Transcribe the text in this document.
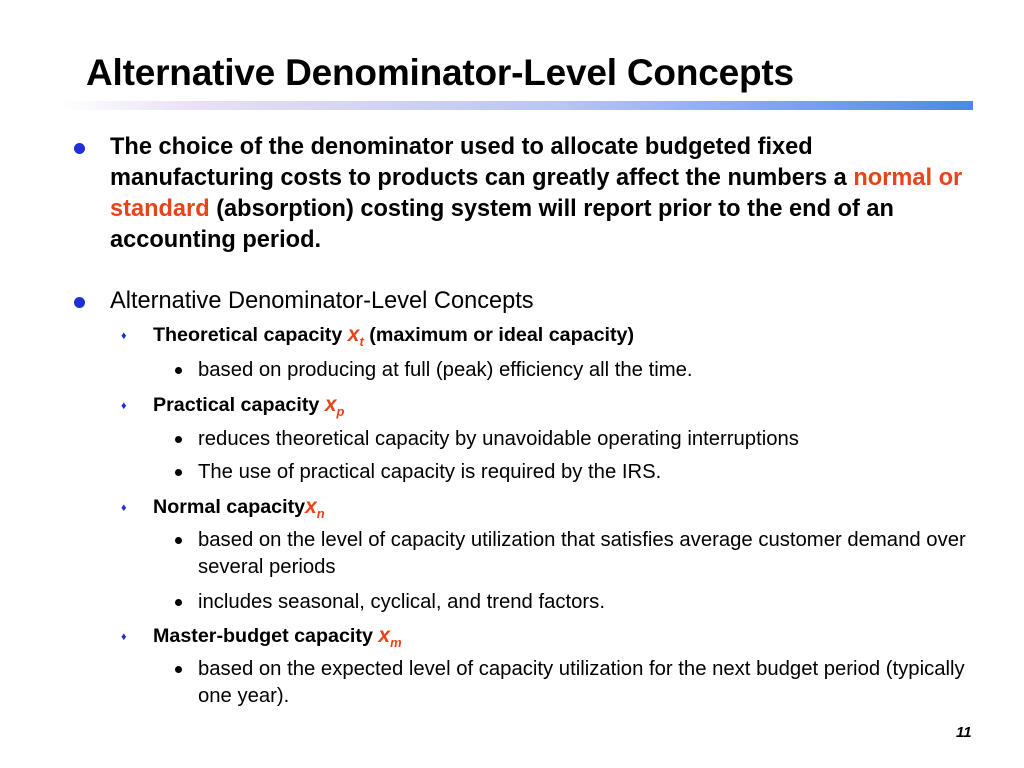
Alternative Denominator-Level Concepts
The choice of the denominator used to allocate budgeted fixed manufacturing costs to products can greatly affect the numbers a normal or standard (absorption) costing system will report prior to the end of an accounting period.
Alternative Denominator-Level Concepts
♦ Theoretical capacity $x_t$ (maximum or ideal capacity)
based on producing at full (peak) efficiency all the time.
♦ Practical capacity $x_p$
reduces theoretical capacity by unavoidable operating interruptions
The use of practical capacity is required by the IRS.
♦ Normal capacityx$_n$
based on the level of capacity utilization that satisfies average customer demand over several periods
includes seasonal, cyclical, and trend factors.
♦ Master-budget capacity $x_m$
based on the expected level of capacity utilization for the next budget period (typically one year).
11
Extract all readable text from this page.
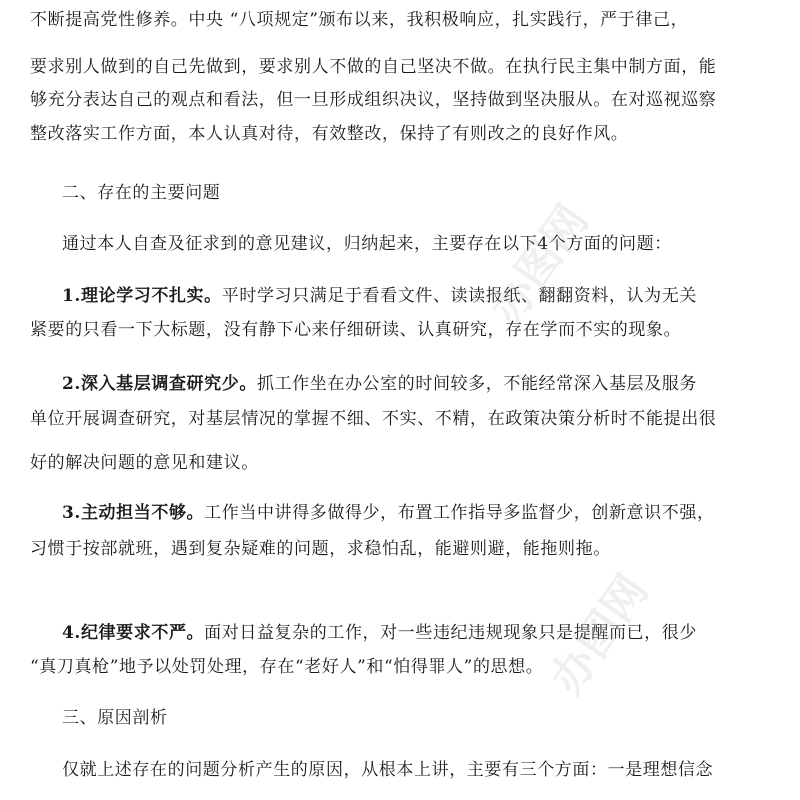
不断提高党性修养。中央 “八项规定”颁布以来，我积极响应，扎实践行，严于律己，
要求别人做到的自己先做到，要求别人不做的自己坚决不做。在执行民主集中制方面，能
够充分表达自己的观点和看法，但一旦形成组织决议，坚持做到坚决服从。在对巡视巡察
整改落实工作方面，本人认真对待，有效整改，保持了有则改之的良好作风。
二、存在的主要问题
通过本人自查及征求到的意见建议，归纳起来，主要存在以下4个方面的问题：
1.理论学习不扎实。平时学习只满足于看看文件、读读报纸、翻翻资料，认为无关
紧要的只看一下大标题，没有静下心来仔细研读、认真研究，存在学而不实的现象。
2.深入基层调查研究少。抓工作坐在办公室的时间较多，不能经常深入基层及服务
单位开展调查研究，对基层情况的掌握不细、不实、不精，在政策决策分析时不能提出很
好的解决问题的意见和建议。
3.主动担当不够。工作当中讲得多做得少，布置工作指导多监督少，创新意识不强，
习惯于按部就班，遇到复杂疑难的问题，求稳怕乱，能避则避，能拖则拖。
4.纪律要求不严。面对日益复杂的工作，对一些违纪违规现象只是提醒而已，很少
“真刀真枪”地予以处罚处理，存在“老好人”和“怕得罪人”的思想。
三、原因剖析
仅就上述存在的问题分析产生的原因，从根本上讲，主要有三个方面：一是理想信念
办图网
办图网
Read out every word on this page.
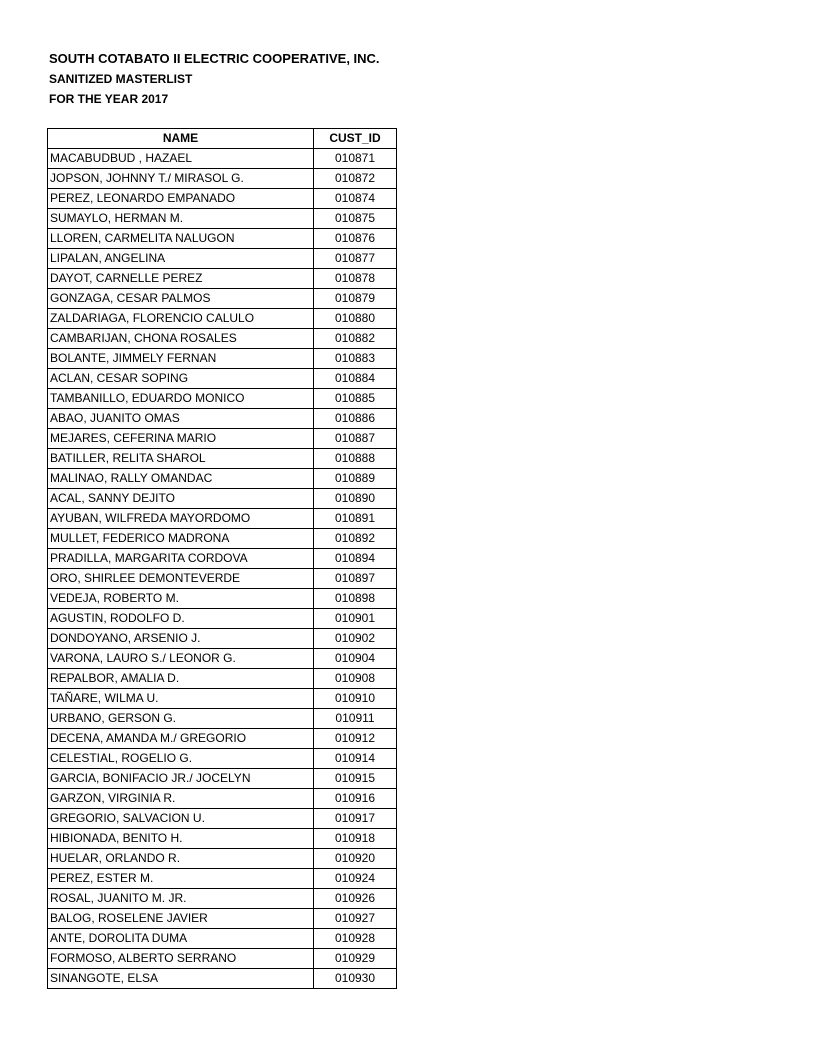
SOUTH COTABATO II ELECTRIC COOPERATIVE, INC.
SANITIZED MASTERLIST
FOR THE YEAR 2017
NAME	CUST_ID
MACABUDBUD , HAZAEL	010871
JOPSON, JOHNNY T./ MIRASOL G.	010872
PEREZ, LEONARDO EMPANADO	010874
SUMAYLO, HERMAN M.	010875
LLOREN, CARMELITA NALUGON	010876
LIPALAN, ANGELINA	010877
DAYOT, CARNELLE PEREZ	010878
GONZAGA, CESAR PALMOS	010879
ZALDARIAGA, FLORENCIO CALULO	010880
CAMBARIJAN, CHONA ROSALES	010882
BOLANTE, JIMMELY FERNAN	010883
ACLAN, CESAR SOPING	010884
TAMBANILLO, EDUARDO MONICO	010885
ABAO, JUANITO OMAS	010886
MEJARES, CEFERINA MARIO	010887
BATILLER, RELITA SHAROL	010888
MALINAO, RALLY OMANDAC	010889
ACAL, SANNY DEJITO	010890
AYUBAN, WILFREDA MAYORDOMO	010891
MULLET, FEDERICO MADRONA	010892
PRADILLA, MARGARITA CORDOVA	010894
ORO, SHIRLEE DEMONTEVERDE	010897
VEDEJA, ROBERTO M.	010898
AGUSTIN, RODOLFO D.	010901
DONDOYANO, ARSENIO J.	010902
VARONA, LAURO S./ LEONOR G.	010904
REPALBOR, AMALIA D.	010908
TAÑARE, WILMA U.	010910
URBANO, GERSON G.	010911
DECENA, AMANDA M./ GREGORIO	010912
CELESTIAL, ROGELIO G.	010914
GARCIA, BONIFACIO JR./ JOCELYN	010915
GARZON, VIRGINIA R.	010916
GREGORIO, SALVACION U.	010917
HIBIONADA, BENITO H.	010918
HUELAR, ORLANDO R.	010920
PEREZ, ESTER M.	010924
ROSAL, JUANITO M. JR.	010926
BALOG, ROSELENE JAVIER	010927
ANTE, DOROLITA DUMA	010928
FORMOSO, ALBERTO SERRANO	010929
SINANGOTE, ELSA	010930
------------------------
▶ [YOUR GOAL]: Count the lines in the records above that contain the word "page", and reply with only that number.

▶ [RESULT OF THE TASK]: 2